Work to be completed —
Render each line of the rows below as a Markdown table with the columns No. and Text, numbering every line and skipping blank ones. Leave the pictures out.

★ ★ ★ ★ ★ ★ ★

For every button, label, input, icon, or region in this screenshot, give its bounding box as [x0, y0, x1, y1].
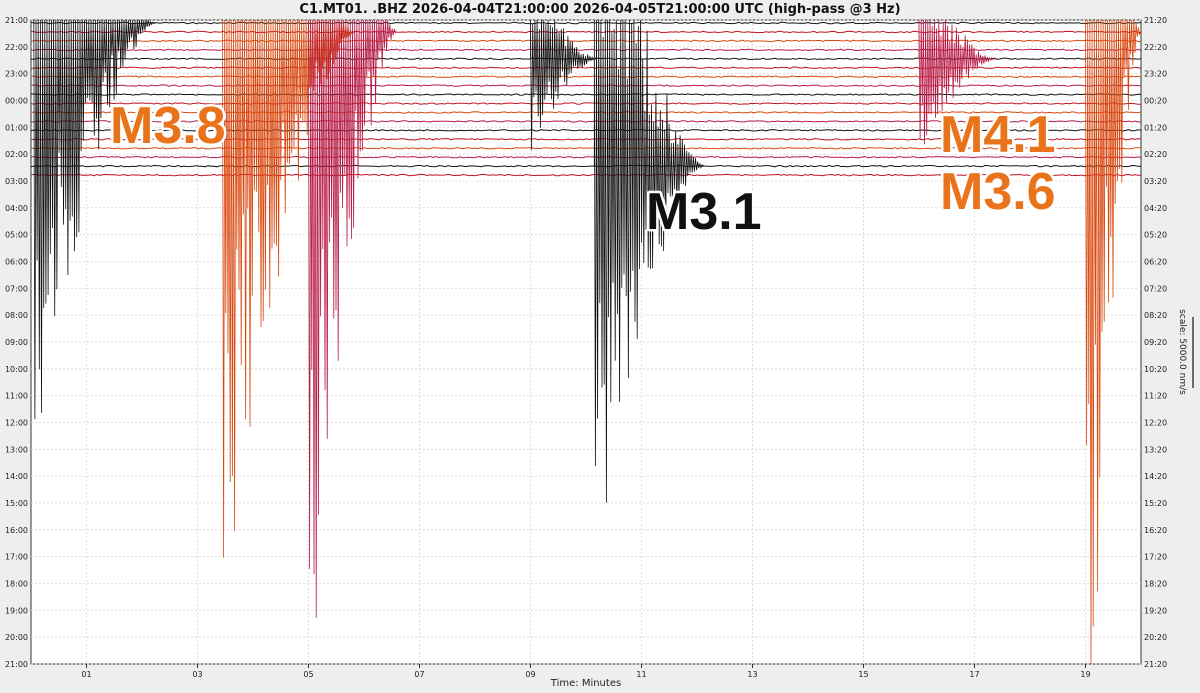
- y-tick-right: 23:20: [1144, 70, 1167, 79]
- y-tick-left: 08:00: [5, 311, 28, 320]
- y-tick-left: 12:00: [5, 419, 28, 428]
- event-waveform: [1085, 19, 1141, 665]
- y-tick-right: 06:20: [1144, 258, 1167, 267]
- y-tick-right: 18:20: [1144, 580, 1167, 589]
- y-tick-right: 00:20: [1144, 97, 1167, 106]
- y-tick-right: 08:20: [1144, 311, 1167, 320]
- x-tick-label: 05: [303, 670, 313, 679]
- annotation-m3-8: M3.8: [110, 97, 226, 155]
- y-tick-left: 09:00: [5, 338, 28, 347]
- x-tick-label: 01: [81, 670, 91, 679]
- y-tick-left: 05:00: [5, 231, 28, 240]
- y-tick-left: 14:00: [5, 472, 28, 481]
- trace-line: [30, 21, 1142, 25]
- y-tick-left: 02:00: [5, 150, 28, 159]
- y-tick-right: 04:20: [1144, 204, 1167, 213]
- x-tick-label: 11: [636, 670, 646, 679]
- trace-line: [30, 111, 1142, 114]
- scale-bar: scale: 5000.0 nm/s: [1177, 309, 1194, 395]
- x-tick-label: 13: [747, 670, 757, 679]
- y-tick-left: 11:00: [5, 392, 28, 401]
- y-tick-right: 22:20: [1144, 43, 1167, 52]
- y-tick-left: 00:00: [5, 97, 28, 106]
- scale-label: scale: 5000.0 nm/s: [1177, 309, 1187, 395]
- y-tick-left: 16:00: [5, 526, 28, 535]
- y-tick-right: 12:20: [1144, 419, 1167, 428]
- y-tick-right: 21:20: [1144, 16, 1167, 25]
- y-tick-right: 10:20: [1144, 365, 1167, 374]
- trace-line: [30, 120, 1141, 123]
- y-tick-right: 05:20: [1144, 231, 1167, 240]
- y-tick-left: 10:00: [5, 365, 28, 374]
- y-tick-left: 18:00: [5, 580, 28, 589]
- annotation-m3-1: M3.1: [646, 183, 762, 241]
- y-tick-right: 19:20: [1144, 606, 1167, 615]
- y-tick-left: 19:00: [5, 606, 28, 615]
- y-tick-right: 17:20: [1144, 553, 1167, 562]
- x-axis: 01 03 05 07 09 11 13 15 17 19: [81, 664, 1091, 679]
- y-tick-left: 15:00: [5, 499, 28, 508]
- y-tick-right: 03:20: [1144, 177, 1167, 186]
- events: [33, 19, 1141, 665]
- x-tick-label: 19: [1080, 670, 1090, 679]
- y-tick-right: 13:20: [1144, 445, 1167, 454]
- y-tick-right: 21:20: [1144, 660, 1167, 669]
- x-tick-label: 03: [192, 670, 202, 679]
- trace-line: [30, 146, 1141, 150]
- trace-line: [30, 84, 1142, 87]
- y-tick-left: 04:00: [5, 204, 28, 213]
- trace-line: [30, 173, 1142, 177]
- y-tick-right: 15:20: [1144, 499, 1167, 508]
- y-tick-left: 01:00: [5, 123, 28, 132]
- y-tick-right: 11:20: [1144, 392, 1167, 401]
- event-waveform: [918, 19, 997, 145]
- y-tick-right: 09:20: [1144, 338, 1167, 347]
- event-waveform: [593, 19, 705, 503]
- x-tick-label: 17: [969, 670, 979, 679]
- chart-title: C1.MT01. .BHZ 2026-04-04T21:00:00 2026-0…: [299, 2, 900, 17]
- event-waveform: [308, 19, 397, 618]
- y-tick-left: 20:00: [5, 633, 28, 642]
- trace-line: [30, 102, 1141, 105]
- x-tick-label: 15: [858, 670, 868, 679]
- x-tick-label: 07: [414, 670, 424, 679]
- y-tick-right: 01:20: [1144, 123, 1167, 132]
- y-tick-left: 17:00: [5, 553, 28, 562]
- y-tick-left: 21:00: [5, 16, 28, 25]
- y-tick-left: 07:00: [5, 284, 28, 293]
- annotation-m3-6: M3.6: [940, 163, 1056, 221]
- y-tick-right: 14:20: [1144, 472, 1167, 481]
- y-tick-left: 06:00: [5, 258, 28, 267]
- event-waveform: [530, 19, 597, 151]
- y-tick-right: 07:20: [1144, 284, 1167, 293]
- x-tick-label: 09: [525, 670, 535, 679]
- y-tick-right: 20:20: [1144, 633, 1167, 642]
- trace-line: [30, 30, 1142, 34]
- right-axis: 21:20 22:20 23:20 00:20 01:20 02:20 03:20 04:20…: [1144, 16, 1167, 669]
- y-tick-left: 23:00: [5, 70, 28, 79]
- x-axis-label: Time: Minutes: [550, 678, 621, 689]
- trace-line: [30, 138, 1142, 141]
- trace-line: [30, 39, 1142, 43]
- y-tick-left: 13:00: [5, 445, 28, 454]
- y-tick-right: 16:20: [1144, 526, 1167, 535]
- trace-line: [30, 164, 1142, 168]
- y-tick-left: 22:00: [5, 43, 28, 52]
- y-tick-left: 03:00: [5, 177, 28, 186]
- left-axis: 21:00 22:00 23:00 00:00 01:00 02:00 03:00 04:00…: [5, 16, 28, 669]
- trace-line: [30, 155, 1142, 159]
- trace-line: [30, 129, 1142, 132]
- event-waveform: [222, 19, 356, 558]
- y-tick-right: 02:20: [1144, 150, 1167, 159]
- event-waveform: [33, 19, 156, 420]
- grid: [31, 19, 1141, 665]
- annotation-m4-1: M4.1: [940, 106, 1056, 164]
- y-tick-left: 21:00: [5, 660, 28, 669]
- trace-line: [30, 93, 1142, 96]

★ ★ ★ ★ ★ ★ ★

Reply to the task —
| No. | Text |
|---|---|
| 1 | For every button, label, input, icon, or region in this screenshot, give its bounding box as [x0, y0, x1, y1]. |
| 2 | - y-tick-right: 23:20: [1144, 70, 1167, 79] |
| 3 | - y-tick-left: 08:00: [5, 311, 28, 320] |
| 4 | - y-tick-left: 12:00: [5, 419, 28, 428] |
| 5 | - event-waveform: [1085, 19, 1141, 665] |
| 6 | - y-tick-right: 06:20: [1144, 258, 1167, 267] |
| 7 | - y-tick-right: 18:20: [1144, 580, 1167, 589] |
| 8 | - y-tick-right: 00:20: [1144, 97, 1167, 106] |
| 9 | - y-tick-right: 08:20: [1144, 311, 1167, 320] |
| 10 | - x-tick-label: 05: [303, 670, 313, 679] |
| 11 | - annotation-m3-8: M3.8: [110, 97, 226, 155] |
| 12 | - y-tick-left: 09:00: [5, 338, 28, 347] |
| 13 | - x-tick-label: 01: [81, 670, 91, 679] |
| 14 | - y-tick-left: 05:00: [5, 231, 28, 240] |
| 15 | - y-tick-left: 14:00: [5, 472, 28, 481] |
| 16 | - trace-line: [30, 21, 1142, 25] |
| 17 | - y-tick-left: 02:00: [5, 150, 28, 159] |
| 18 | - y-tick-right: 04:20: [1144, 204, 1167, 213] |
| 19 | - x-tick-label: 11: [636, 670, 646, 679] |
| 20 | - trace-line: [30, 111, 1142, 114] |
| 21 | - scale-bar: scale: 5000.0 nm/s: [1177, 309, 1194, 395] |
| 22 | - x-tick-label: 13: [747, 670, 757, 679] |
| 23 | - y-tick-left: 11:00: [5, 392, 28, 401] |
| 24 | - y-tick-right: 22:20: [1144, 43, 1167, 52] |
| 25 | - y-tick-left: 00:00: [5, 97, 28, 106] |
| 26 | - scale-label: scale: 5000.0 nm/s: [1177, 309, 1187, 395] |
| 27 | - y-tick-left: 16:00: [5, 526, 28, 535] |
| 28 | - y-tick-right: 12:20: [1144, 419, 1167, 428] |
| 29 | - y-tick-right: 21:20: [1144, 16, 1167, 25] |
| 30 | - y-tick-right: 10:20: [1144, 365, 1167, 374] |
| 31 | - trace-line: [30, 120, 1141, 123] |
| 32 | - y-tick-right: 05:20: [1144, 231, 1167, 240] |
| 33 | - y-tick-left: 10:00: [5, 365, 28, 374] |
| 34 | - y-tick-left: 18:00: [5, 580, 28, 589] |
| 35 | - annotation-m3-1: M3.1: [646, 183, 762, 241] |
| 36 | - y-tick-right: 19:20: [1144, 606, 1167, 615] |
| 37 | - y-tick-left: 19:00: [5, 606, 28, 615] |
| 38 | - y-tick-right: 17:20: [1144, 553, 1167, 562] |
| 39 | - x-axis: 01 03 05 07 09 11 13 15 17 19: [81, 664, 1091, 679] |
| 40 | - y-tick-left: 15:00: [5, 499, 28, 508] |
| 41 | - y-tick-right: 03:20: [1144, 177, 1167, 186] |
| 42 | - events: [33, 19, 1141, 665] |
| 43 | - x-tick-label: 19: [1080, 670, 1090, 679] |
| 44 | - y-tick-right: 13:20: [1144, 445, 1167, 454] |
| 45 | - y-tick-right: 21:20: [1144, 660, 1167, 669] |
| 46 | - x-tick-label: 03: [192, 670, 202, 679] |
| 47 | - trace-line: [30, 146, 1141, 150] |
| 48 | - trace-line: [30, 84, 1142, 87] |
| 49 | - y-tick-left: 04:00: [5, 204, 28, 213] |
| 50 | - trace-line: [30, 173, 1142, 177] |
| 51 | - y-tick-right: 15:20: [1144, 499, 1167, 508] |
| 52 | - y-tick-left: 01:00: [5, 123, 28, 132] |
| 53 | - y-tick-right: 11:20: [1144, 392, 1167, 401] |
| 54 | - event-waveform: [918, 19, 997, 145] |
| 55 | - y-tick-right: 09:20: [1144, 338, 1167, 347] |
| 56 | - event-waveform: [593, 19, 705, 503] |
| 57 | - x-tick-label: 17: [969, 670, 979, 679] |
| 58 | - chart-title: C1.MT01. .BHZ 2026-04-04T21:00:00 2026-0…: [299, 2, 900, 17] |
| 59 | - event-waveform: [308, 19, 397, 618] |
| 60 | - y-tick-left: 20:00: [5, 633, 28, 642] |
| 61 | - trace-line: [30, 102, 1141, 105] |
| 62 | - x-tick-label: 15: [858, 670, 868, 679] |
| 63 | - x-tick-label: 07: [414, 670, 424, 679] |
| 64 | - y-tick-right: 01:20: [1144, 123, 1167, 132] |
| 65 | - y-tick-left: 17:00: [5, 553, 28, 562] |
| 66 | - y-tick-left: 21:00: [5, 16, 28, 25] |
| 67 | - y-tick-left: 07:00: [5, 284, 28, 293] |
| 68 | - annotation-m3-6: M3.6: [940, 163, 1056, 221] |
| 69 | - y-tick-right: 14:20: [1144, 472, 1167, 481] |
| 70 | - y-tick-left: 06:00: [5, 258, 28, 267] |
| 71 | - event-waveform: [530, 19, 597, 151] |
| 72 | - y-tick-right: 07:20: [1144, 284, 1167, 293] |
| 73 | - x-tick-label: 09: [525, 670, 535, 679] |
| 74 | - y-tick-right: 20:20: [1144, 633, 1167, 642] |
| 75 | - trace-line: [30, 30, 1142, 34] |
| 76 | - right-axis: 21:20 22:20 23:20 00:20 01:20 02:20 03:20 04:20…: [1144, 16, 1167, 669] |
| 77 | - y-tick-left: 23:00: [5, 70, 28, 79] |
| 78 | - x-axis-label: Time: Minutes: [550, 678, 621, 689] |
| 79 | - trace-line: [30, 138, 1142, 141] |
| 80 | - trace-line: [30, 39, 1142, 43] |
| 81 | - y-tick-left: 13:00: [5, 445, 28, 454] |
| 82 | - y-tick-right: 16:20: [1144, 526, 1167, 535] |
| 83 | - trace-line: [30, 164, 1142, 168] |
| 84 | - y-tick-left: 22:00: [5, 43, 28, 52] |
| 85 | - y-tick-left: 03:00: [5, 177, 28, 186] |
| 86 | - left-axis: 21:00 22:00 23:00 00:00 01:00 02:00 03:00 04:00…: [5, 16, 28, 669] |
| 87 | - trace-line: [30, 155, 1142, 159] |
| 88 | - trace-line: [30, 129, 1142, 132] |
| 89 | - event-waveform: [222, 19, 356, 558] |
| 90 | - y-tick-right: 02:20: [1144, 150, 1167, 159] |
| 91 | - event-waveform: [33, 19, 156, 420] |
| 92 | - grid: [31, 19, 1141, 665] |
| 93 | - annotation-m4-1: M4.1: [940, 106, 1056, 164] |
| 94 | - y-tick-left: 21:00: [5, 660, 28, 669] |
| 95 | - trace-line: [30, 93, 1142, 96] |